• _OBJECTIVE_: Locate every line that holds the string "website" and copy it.

• _SUPPLIED RECORDS_:

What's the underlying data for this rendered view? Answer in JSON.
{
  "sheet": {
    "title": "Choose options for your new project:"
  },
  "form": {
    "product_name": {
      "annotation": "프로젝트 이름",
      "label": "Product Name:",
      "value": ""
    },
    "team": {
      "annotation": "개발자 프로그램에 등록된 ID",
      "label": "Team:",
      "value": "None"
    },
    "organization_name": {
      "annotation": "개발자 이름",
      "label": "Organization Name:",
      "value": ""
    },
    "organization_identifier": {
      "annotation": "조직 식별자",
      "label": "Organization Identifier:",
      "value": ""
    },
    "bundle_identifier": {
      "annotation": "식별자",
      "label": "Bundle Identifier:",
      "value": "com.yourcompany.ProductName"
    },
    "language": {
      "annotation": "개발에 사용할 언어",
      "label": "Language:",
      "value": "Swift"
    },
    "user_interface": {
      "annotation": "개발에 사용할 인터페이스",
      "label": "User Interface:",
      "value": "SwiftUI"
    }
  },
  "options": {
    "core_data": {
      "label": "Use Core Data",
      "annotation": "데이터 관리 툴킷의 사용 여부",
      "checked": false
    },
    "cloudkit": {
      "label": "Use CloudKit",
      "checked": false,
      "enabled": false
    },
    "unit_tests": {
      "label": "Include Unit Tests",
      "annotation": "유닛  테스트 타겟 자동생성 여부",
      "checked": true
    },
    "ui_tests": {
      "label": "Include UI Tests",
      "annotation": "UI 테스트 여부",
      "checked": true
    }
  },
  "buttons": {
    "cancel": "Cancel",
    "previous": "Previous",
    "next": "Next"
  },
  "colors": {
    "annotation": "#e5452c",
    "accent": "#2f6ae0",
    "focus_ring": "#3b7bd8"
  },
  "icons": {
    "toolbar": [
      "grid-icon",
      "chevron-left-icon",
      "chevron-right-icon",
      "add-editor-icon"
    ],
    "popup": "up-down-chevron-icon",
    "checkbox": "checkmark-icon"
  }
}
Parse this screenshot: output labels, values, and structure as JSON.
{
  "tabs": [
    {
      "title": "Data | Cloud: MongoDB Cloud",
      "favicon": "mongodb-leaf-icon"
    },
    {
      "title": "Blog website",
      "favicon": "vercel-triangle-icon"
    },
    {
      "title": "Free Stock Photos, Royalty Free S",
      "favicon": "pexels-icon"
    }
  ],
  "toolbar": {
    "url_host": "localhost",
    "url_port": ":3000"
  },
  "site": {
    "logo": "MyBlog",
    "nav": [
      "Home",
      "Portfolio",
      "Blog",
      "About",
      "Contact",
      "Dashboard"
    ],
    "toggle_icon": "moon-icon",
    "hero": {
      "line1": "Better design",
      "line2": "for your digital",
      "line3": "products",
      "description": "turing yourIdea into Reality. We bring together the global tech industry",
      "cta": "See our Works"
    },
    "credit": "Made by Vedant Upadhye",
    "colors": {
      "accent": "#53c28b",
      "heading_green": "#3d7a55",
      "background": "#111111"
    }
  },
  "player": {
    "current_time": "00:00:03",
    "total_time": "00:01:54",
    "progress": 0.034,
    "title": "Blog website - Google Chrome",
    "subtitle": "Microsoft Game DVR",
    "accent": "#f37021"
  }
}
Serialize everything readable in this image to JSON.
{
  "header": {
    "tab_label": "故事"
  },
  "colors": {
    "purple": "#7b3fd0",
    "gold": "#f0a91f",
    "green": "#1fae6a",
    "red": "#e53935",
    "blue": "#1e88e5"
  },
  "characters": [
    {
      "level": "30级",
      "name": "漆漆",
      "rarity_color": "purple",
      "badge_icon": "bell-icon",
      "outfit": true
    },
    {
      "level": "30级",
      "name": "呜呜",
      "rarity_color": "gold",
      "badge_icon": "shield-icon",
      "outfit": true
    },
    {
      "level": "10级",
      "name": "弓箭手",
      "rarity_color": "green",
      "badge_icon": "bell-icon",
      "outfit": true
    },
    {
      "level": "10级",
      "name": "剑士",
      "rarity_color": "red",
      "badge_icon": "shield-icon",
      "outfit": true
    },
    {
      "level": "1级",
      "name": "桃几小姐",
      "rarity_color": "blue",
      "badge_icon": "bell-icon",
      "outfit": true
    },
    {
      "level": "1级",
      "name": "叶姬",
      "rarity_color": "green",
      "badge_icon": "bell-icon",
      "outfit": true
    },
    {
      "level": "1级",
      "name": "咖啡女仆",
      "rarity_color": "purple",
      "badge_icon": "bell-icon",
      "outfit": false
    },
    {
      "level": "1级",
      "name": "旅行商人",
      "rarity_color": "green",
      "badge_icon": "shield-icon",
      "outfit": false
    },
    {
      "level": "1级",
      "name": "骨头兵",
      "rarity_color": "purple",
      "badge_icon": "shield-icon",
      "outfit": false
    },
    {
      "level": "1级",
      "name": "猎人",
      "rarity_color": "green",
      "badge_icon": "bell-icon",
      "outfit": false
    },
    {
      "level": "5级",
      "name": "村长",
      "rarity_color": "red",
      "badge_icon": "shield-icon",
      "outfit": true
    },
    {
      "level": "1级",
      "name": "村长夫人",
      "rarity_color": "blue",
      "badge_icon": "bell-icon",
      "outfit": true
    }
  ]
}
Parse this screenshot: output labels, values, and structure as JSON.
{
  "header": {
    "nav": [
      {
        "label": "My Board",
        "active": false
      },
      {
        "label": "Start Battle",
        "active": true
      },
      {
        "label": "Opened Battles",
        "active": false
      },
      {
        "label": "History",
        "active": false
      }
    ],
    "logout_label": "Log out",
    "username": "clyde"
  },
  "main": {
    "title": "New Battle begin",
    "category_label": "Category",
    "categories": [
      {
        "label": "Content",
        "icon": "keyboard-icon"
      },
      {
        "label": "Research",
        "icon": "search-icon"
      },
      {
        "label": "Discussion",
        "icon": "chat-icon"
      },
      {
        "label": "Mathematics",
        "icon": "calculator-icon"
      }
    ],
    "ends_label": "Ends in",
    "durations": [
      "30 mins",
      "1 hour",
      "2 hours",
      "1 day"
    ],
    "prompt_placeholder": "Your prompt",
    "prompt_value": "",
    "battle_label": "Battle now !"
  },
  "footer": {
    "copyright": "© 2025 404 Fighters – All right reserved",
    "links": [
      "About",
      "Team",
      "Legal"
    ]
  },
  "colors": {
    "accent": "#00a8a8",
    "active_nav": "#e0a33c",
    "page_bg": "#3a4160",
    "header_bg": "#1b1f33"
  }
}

• _PROBLEM SOLUTION_:
      "title": "Blog website",
    "title": "Blog website - Google Chrome",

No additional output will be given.